## INSTRUCTION
State the number of lines where "effect" appears. Add nothing else.

## EXTRACTED DATA
____________
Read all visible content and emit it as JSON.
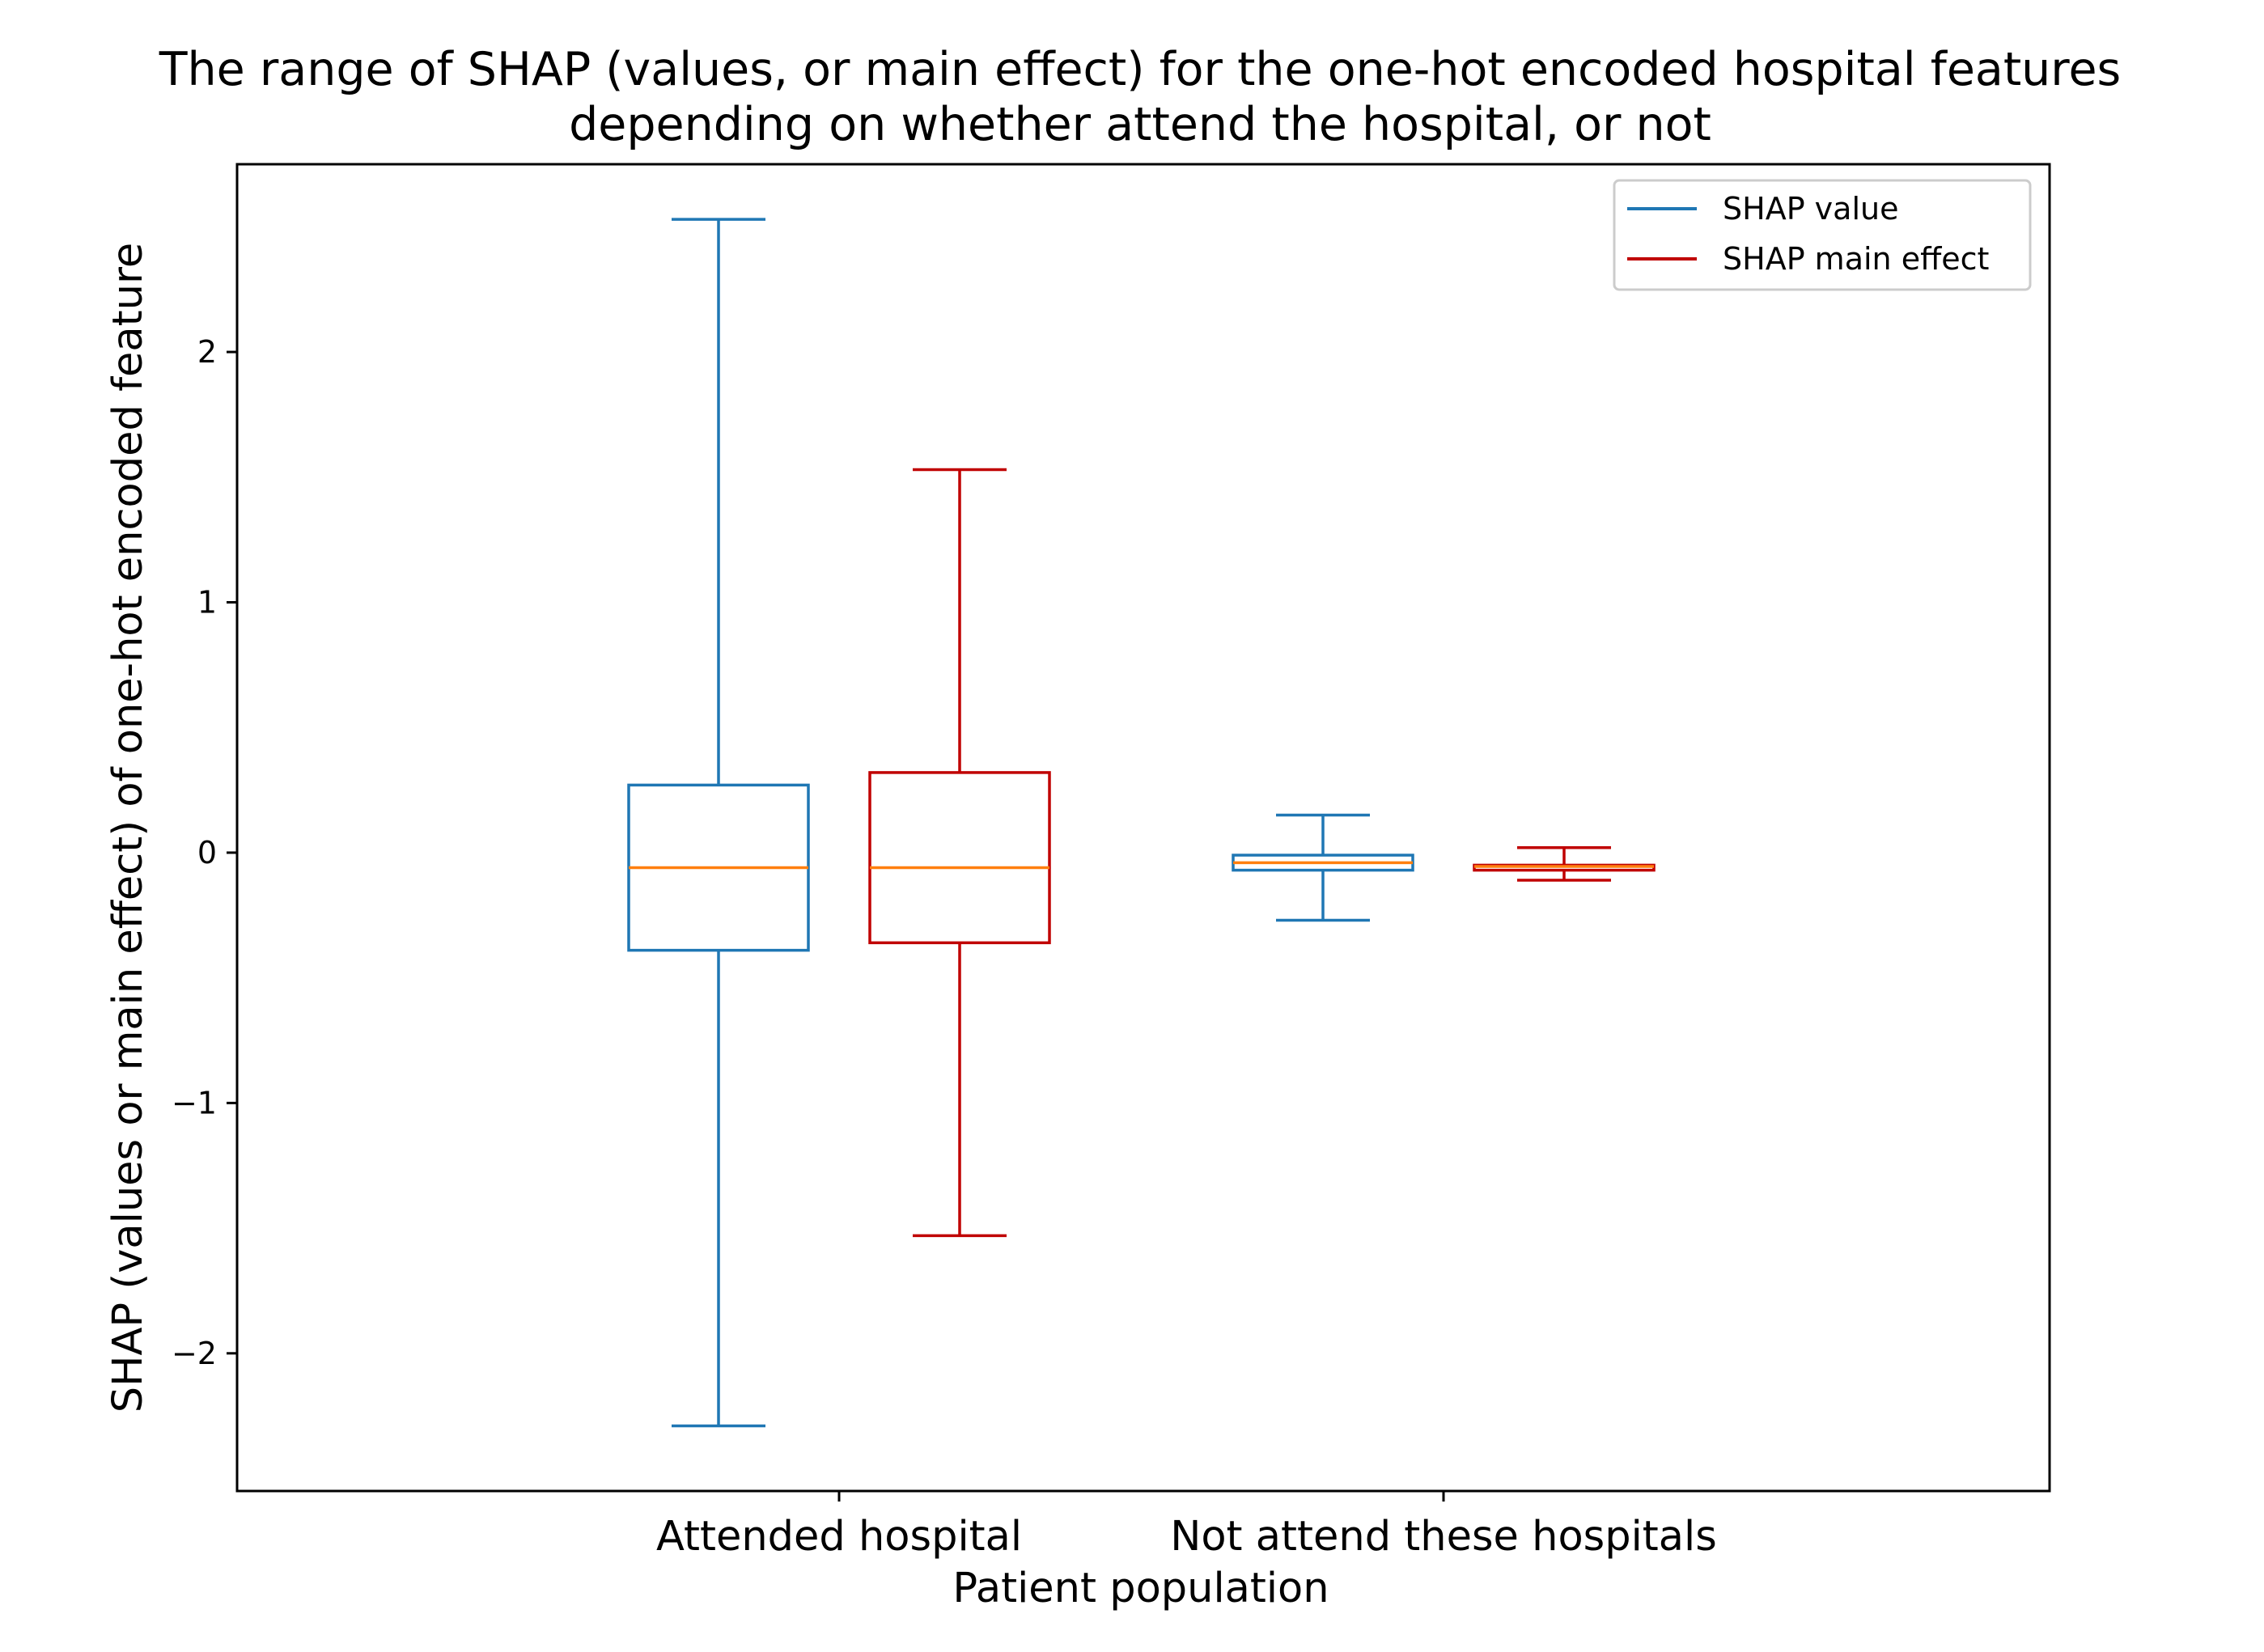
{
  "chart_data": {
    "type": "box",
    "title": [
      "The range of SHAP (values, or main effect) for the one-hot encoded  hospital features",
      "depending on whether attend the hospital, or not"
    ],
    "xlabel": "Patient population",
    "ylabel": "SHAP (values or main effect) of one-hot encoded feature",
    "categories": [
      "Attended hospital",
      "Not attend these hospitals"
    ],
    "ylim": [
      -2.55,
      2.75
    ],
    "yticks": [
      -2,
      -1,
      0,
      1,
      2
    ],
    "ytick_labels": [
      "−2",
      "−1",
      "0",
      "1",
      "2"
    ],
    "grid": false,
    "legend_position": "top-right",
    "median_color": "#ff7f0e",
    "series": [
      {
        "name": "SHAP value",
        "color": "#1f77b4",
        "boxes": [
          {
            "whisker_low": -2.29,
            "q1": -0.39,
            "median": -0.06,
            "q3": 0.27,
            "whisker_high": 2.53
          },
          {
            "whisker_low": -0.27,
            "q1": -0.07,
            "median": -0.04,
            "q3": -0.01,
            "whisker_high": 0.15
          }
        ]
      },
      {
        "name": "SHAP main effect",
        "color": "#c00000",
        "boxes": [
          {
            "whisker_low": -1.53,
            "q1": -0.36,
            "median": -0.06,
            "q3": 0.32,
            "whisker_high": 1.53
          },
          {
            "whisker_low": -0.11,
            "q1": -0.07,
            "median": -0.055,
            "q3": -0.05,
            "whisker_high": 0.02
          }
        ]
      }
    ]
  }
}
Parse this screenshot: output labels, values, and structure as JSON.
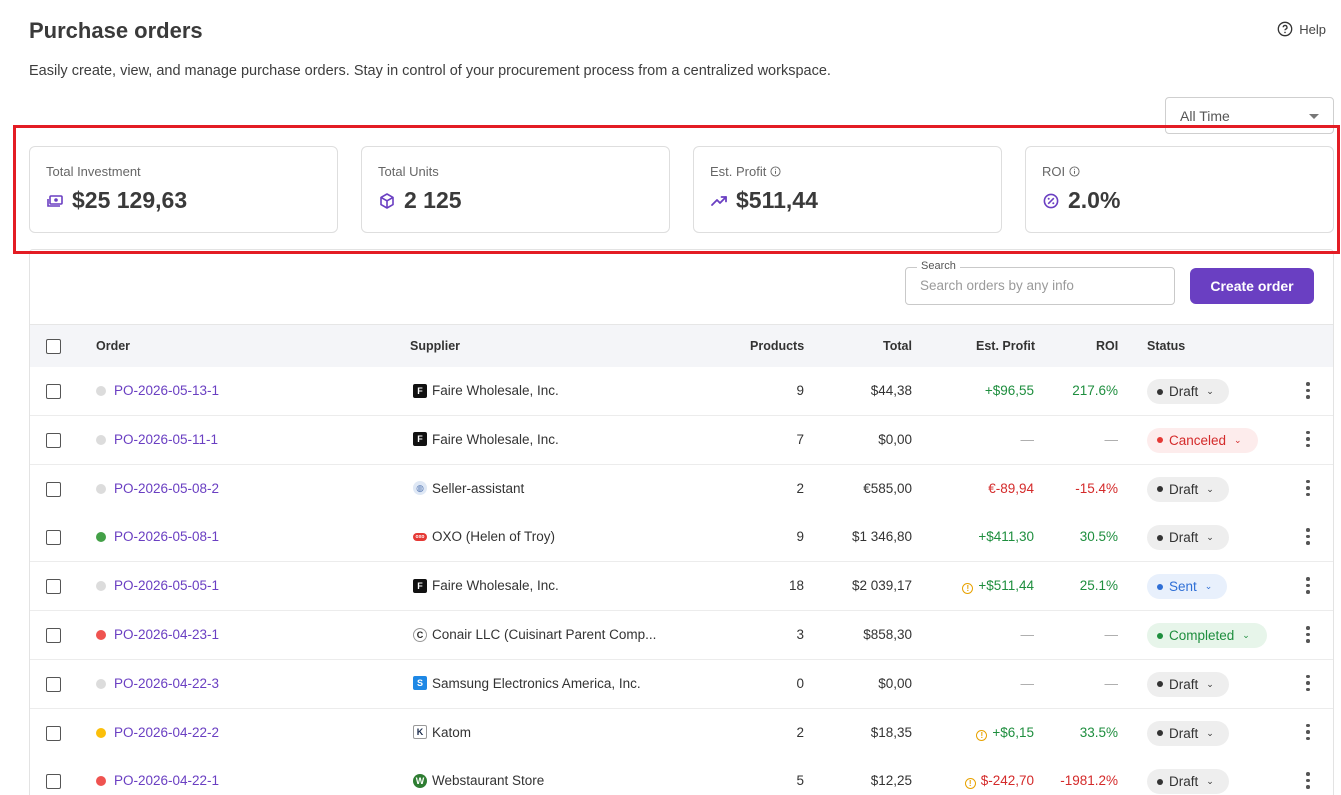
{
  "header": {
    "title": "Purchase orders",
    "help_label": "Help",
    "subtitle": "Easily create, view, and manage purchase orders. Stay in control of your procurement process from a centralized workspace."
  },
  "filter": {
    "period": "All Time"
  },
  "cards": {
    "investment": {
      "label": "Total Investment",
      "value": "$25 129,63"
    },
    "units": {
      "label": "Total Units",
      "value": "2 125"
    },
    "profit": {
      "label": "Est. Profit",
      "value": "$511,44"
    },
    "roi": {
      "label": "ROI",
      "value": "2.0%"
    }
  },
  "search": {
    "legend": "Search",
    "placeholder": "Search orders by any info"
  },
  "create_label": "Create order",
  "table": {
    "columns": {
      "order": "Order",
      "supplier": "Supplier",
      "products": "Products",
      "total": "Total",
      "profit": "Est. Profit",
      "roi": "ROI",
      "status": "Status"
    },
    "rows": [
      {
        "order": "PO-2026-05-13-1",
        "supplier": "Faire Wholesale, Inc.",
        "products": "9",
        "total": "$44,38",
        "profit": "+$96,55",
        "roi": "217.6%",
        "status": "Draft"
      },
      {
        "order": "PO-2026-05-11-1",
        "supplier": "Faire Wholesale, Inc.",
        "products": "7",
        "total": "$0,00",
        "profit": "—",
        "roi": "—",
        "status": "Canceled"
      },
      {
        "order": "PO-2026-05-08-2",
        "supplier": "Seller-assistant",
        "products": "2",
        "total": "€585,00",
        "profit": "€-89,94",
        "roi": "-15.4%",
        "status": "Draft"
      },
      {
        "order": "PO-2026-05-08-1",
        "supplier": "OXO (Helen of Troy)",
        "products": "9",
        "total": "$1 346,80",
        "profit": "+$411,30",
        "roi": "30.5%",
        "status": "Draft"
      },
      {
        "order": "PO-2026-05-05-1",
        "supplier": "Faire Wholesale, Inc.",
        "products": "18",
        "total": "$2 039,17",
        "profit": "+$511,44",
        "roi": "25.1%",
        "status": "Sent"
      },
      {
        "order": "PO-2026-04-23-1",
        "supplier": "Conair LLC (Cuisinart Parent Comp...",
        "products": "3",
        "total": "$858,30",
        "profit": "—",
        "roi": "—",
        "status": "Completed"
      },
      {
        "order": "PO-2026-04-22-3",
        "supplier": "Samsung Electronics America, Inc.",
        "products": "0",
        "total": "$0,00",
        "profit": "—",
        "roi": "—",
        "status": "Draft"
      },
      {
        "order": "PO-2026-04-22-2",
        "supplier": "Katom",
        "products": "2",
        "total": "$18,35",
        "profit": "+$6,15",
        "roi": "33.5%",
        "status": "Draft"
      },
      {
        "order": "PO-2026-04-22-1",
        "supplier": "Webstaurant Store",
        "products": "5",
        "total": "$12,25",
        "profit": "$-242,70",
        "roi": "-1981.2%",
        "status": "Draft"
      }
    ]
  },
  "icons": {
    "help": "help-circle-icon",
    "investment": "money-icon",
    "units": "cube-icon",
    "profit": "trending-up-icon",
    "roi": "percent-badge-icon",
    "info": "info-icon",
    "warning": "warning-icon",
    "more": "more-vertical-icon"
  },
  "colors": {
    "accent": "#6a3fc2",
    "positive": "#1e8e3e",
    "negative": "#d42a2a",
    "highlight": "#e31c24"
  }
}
____________
## RESPONSE BELOW
3